Short exercise —
Verbatim output of all the material below is required.

Extracted material —
begin

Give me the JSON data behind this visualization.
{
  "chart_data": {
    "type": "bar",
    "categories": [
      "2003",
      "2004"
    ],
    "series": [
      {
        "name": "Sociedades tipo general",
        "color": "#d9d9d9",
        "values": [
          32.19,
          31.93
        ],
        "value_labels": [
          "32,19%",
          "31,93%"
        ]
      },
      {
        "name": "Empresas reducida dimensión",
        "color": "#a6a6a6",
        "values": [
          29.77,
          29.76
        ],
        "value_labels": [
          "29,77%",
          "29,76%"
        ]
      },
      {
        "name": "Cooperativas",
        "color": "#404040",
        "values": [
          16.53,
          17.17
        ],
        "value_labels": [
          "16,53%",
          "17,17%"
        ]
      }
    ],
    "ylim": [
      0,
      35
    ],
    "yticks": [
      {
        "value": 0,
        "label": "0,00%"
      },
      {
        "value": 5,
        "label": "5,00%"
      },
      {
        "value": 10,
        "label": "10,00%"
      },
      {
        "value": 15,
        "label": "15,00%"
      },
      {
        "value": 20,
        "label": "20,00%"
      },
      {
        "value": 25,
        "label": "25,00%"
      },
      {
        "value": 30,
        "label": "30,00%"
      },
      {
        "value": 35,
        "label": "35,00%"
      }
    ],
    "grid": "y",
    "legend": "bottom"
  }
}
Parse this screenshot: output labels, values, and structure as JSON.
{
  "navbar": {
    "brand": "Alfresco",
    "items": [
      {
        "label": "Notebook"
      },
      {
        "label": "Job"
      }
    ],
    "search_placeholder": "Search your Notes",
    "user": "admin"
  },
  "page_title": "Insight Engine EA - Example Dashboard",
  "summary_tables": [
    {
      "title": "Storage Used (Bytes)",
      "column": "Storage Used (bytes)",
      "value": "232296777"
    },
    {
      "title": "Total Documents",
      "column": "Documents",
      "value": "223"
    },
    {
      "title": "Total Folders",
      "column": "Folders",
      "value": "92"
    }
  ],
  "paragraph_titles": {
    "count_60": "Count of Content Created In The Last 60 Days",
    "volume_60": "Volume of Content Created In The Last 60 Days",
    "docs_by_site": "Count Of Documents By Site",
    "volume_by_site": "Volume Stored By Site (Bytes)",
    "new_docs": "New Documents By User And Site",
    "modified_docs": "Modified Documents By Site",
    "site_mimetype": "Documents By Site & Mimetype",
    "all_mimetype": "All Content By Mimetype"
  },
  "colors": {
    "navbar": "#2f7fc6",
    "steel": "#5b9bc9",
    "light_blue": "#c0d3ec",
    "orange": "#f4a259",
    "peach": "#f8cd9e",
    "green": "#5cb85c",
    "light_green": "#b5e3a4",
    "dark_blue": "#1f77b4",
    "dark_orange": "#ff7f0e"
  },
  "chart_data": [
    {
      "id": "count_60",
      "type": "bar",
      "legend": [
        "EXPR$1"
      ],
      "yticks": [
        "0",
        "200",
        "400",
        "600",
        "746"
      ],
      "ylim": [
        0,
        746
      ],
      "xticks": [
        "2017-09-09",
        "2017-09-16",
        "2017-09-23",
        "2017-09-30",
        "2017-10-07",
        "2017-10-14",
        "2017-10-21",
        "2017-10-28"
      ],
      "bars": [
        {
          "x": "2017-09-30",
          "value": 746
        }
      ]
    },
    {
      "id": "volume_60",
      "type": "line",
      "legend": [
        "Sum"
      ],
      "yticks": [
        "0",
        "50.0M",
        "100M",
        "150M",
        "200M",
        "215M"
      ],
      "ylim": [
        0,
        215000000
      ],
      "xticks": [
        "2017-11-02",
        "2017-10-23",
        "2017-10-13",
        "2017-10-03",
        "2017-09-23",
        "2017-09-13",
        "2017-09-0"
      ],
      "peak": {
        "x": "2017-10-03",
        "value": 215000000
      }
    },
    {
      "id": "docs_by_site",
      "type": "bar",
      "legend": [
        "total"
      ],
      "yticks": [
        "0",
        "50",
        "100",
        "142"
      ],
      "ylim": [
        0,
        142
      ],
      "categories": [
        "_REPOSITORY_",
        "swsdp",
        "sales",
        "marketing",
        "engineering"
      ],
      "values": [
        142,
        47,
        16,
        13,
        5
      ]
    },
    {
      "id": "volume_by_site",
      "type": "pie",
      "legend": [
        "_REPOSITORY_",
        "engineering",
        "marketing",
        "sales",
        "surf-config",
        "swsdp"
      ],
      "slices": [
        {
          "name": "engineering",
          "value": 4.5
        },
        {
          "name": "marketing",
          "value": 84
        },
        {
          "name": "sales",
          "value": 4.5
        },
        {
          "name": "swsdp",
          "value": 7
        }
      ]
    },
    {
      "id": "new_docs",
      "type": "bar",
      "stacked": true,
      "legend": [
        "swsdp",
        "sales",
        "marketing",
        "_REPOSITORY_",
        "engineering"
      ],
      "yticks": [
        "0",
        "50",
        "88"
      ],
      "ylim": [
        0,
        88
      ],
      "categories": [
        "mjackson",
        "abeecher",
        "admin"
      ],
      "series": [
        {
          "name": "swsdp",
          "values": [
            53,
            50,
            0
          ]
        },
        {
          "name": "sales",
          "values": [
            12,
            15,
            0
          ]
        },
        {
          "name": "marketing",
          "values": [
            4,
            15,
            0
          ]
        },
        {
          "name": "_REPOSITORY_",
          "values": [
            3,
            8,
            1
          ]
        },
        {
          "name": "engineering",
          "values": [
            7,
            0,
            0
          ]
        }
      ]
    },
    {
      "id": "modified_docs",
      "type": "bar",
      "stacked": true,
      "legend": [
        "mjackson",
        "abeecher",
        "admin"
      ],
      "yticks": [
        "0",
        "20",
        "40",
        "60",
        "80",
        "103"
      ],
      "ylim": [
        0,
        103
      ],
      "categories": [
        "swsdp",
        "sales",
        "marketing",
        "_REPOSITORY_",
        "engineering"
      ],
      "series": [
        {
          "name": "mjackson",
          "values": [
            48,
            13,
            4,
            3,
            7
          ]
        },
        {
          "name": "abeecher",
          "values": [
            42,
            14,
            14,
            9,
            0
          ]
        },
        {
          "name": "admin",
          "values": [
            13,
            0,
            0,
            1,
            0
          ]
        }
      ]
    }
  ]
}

end

Task result —
Give me the JSON data behind this visualization.
{
  "chart_data": {
    "type": "bar",
    "categories": [
      "2003",
      "2004"
    ],
    "series": [
      {
        "name": "Sociedades tipo general",
        "color": "#d9d9d9",
        "values": [
          32.19,
          31.93
        ],
        "value_labels": [
          "32,19%",
          "31,93%"
        ]
      },
      {
        "name": "Empresas reducida dimensión",
        "color": "#a6a6a6",
        "values": [
          29.77,
          29.76
        ],
        "value_labels": [
          "29,77%",
          "29,76%"
        ]
      },
      {
        "name": "Cooperativas",
        "color": "#404040",
        "values": [
          16.53,
          17.17
        ],
        "value_labels": [
          "16,53%",
          "17,17%"
        ]
      }
    ],
    "ylim": [
      0,
      35
    ],
    "yticks": [
      {
        "value": 0,
        "label": "0,00%"
      },
      {
        "value": 5,
        "label": "5,00%"
      },
      {
        "value": 10,
        "label": "10,00%"
      },
      {
        "value": 15,
        "label": "15,00%"
      },
      {
        "value": 20,
        "label": "20,00%"
      },
      {
        "value": 25,
        "label": "25,00%"
      },
      {
        "value": 30,
        "label": "30,00%"
      },
      {
        "value": 35,
        "label": "35,00%"
      }
    ],
    "grid": "y",
    "legend": "bottom"
  }
}
Parse this screenshot: output labels, values, and structure as JSON.
{
  "navbar": {
    "brand": "Alfresco",
    "items": [
      {
        "label": "Notebook"
      },
      {
        "label": "Job"
      }
    ],
    "search_placeholder": "Search your Notes",
    "user": "admin"
  },
  "page_title": "Insight Engine EA - Example Dashboard",
  "summary_tables": [
    {
      "title": "Storage Used (Bytes)",
      "column": "Storage Used (bytes)",
      "value": "232296777"
    },
    {
      "title": "Total Documents",
      "column": "Documents",
      "value": "223"
    },
    {
      "title": "Total Folders",
      "column": "Folders",
      "value": "92"
    }
  ],
  "paragraph_titles": {
    "count_60": "Count of Content Created In The Last 60 Days",
    "volume_60": "Volume of Content Created In The Last 60 Days",
    "docs_by_site": "Count Of Documents By Site",
    "volume_by_site": "Volume Stored By Site (Bytes)",
    "new_docs": "New Documents By User And Site",
    "modified_docs": "Modified Documents By Site",
    "site_mimetype": "Documents By Site & Mimetype",
    "all_mimetype": "All Content By Mimetype"
  },
  "colors": {
    "navbar": "#2f7fc6",
    "steel": "#5b9bc9",
    "light_blue": "#c0d3ec",
    "orange": "#f4a259",
    "peach": "#f8cd9e",
    "green": "#5cb85c",
    "light_green": "#b5e3a4",
    "dark_blue": "#1f77b4",
    "dark_orange": "#ff7f0e"
  },
  "chart_data": [
    {
      "id": "count_60",
      "type": "bar",
      "legend": [
        "EXPR$1"
      ],
      "yticks": [
        "0",
        "200",
        "400",
        "600",
        "746"
      ],
      "ylim": [
        0,
        746
      ],
      "xticks": [
        "2017-09-09",
        "2017-09-16",
        "2017-09-23",
        "2017-09-30",
        "2017-10-07",
        "2017-10-14",
        "2017-10-21",
        "2017-10-28"
      ],
      "bars": [
        {
          "x": "2017-09-30",
          "value": 746
        }
      ]
    },
    {
      "id": "volume_60",
      "type": "line",
      "legend": [
        "Sum"
      ],
      "yticks": [
        "0",
        "50.0M",
        "100M",
        "150M",
        "200M",
        "215M"
      ],
      "ylim": [
        0,
        215000000
      ],
      "xticks": [
        "2017-11-02",
        "2017-10-23",
        "2017-10-13",
        "2017-10-03",
        "2017-09-23",
        "2017-09-13",
        "2017-09-0"
      ],
      "peak": {
        "x": "2017-10-03",
        "value": 215000000
      }
    },
    {
      "id": "docs_by_site",
      "type": "bar",
      "legend": [
        "total"
      ],
      "yticks": [
        "0",
        "50",
        "100",
        "142"
      ],
      "ylim": [
        0,
        142
      ],
      "categories": [
        "_REPOSITORY_",
        "swsdp",
        "sales",
        "marketing",
        "engineering"
      ],
      "values": [
        142,
        47,
        16,
        13,
        5
      ]
    },
    {
      "id": "volume_by_site",
      "type": "pie",
      "legend": [
        "_REPOSITORY_",
        "engineering",
        "marketing",
        "sales",
        "surf-config",
        "swsdp"
      ],
      "slices": [
        {
          "name": "engineering",
          "value": 4.5
        },
        {
          "name": "marketing",
          "value": 84
        },
        {
          "name": "sales",
          "value": 4.5
        },
        {
          "name": "swsdp",
          "value": 7
        }
      ]
    },
    {
      "id": "new_docs",
      "type": "bar",
      "stacked": true,
      "legend": [
        "swsdp",
        "sales",
        "marketing",
        "_REPOSITORY_",
        "engineering"
      ],
      "yticks": [
        "0",
        "50",
        "88"
      ],
      "ylim": [
        0,
        88
      ],
      "categories": [
        "mjackson",
        "abeecher",
        "admin"
      ],
      "series": [
        {
          "name": "swsdp",
          "values": [
            53,
            50,
            0
          ]
        },
        {
          "name": "sales",
          "values": [
            12,
            15,
            0
          ]
        },
        {
          "name": "marketing",
          "values": [
            4,
            15,
            0
          ]
        },
        {
          "name": "_REPOSITORY_",
          "values": [
            3,
            8,
            1
          ]
        },
        {
          "name": "engineering",
          "values": [
            7,
            0,
            0
          ]
        }
      ]
    },
    {
      "id": "modified_docs",
      "type": "bar",
      "stacked": true,
      "legend": [
        "mjackson",
        "abeecher",
        "admin"
      ],
      "yticks": [
        "0",
        "20",
        "40",
        "60",
        "80",
        "103"
      ],
      "ylim": [
        0,
        103
      ],
      "categories": [
        "swsdp",
        "sales",
        "marketing",
        "_REPOSITORY_",
        "engineering"
      ],
      "series": [
        {
          "name": "mjackson",
          "values": [
            48,
            13,
            4,
            3,
            7
          ]
        },
        {
          "name": "abeecher",
          "values": [
            42,
            14,
            14,
            9,
            0
          ]
        },
        {
          "name": "admin",
          "values": [
            13,
            0,
            0,
            1,
            0
          ]
        }
      ]
    }
  ]
}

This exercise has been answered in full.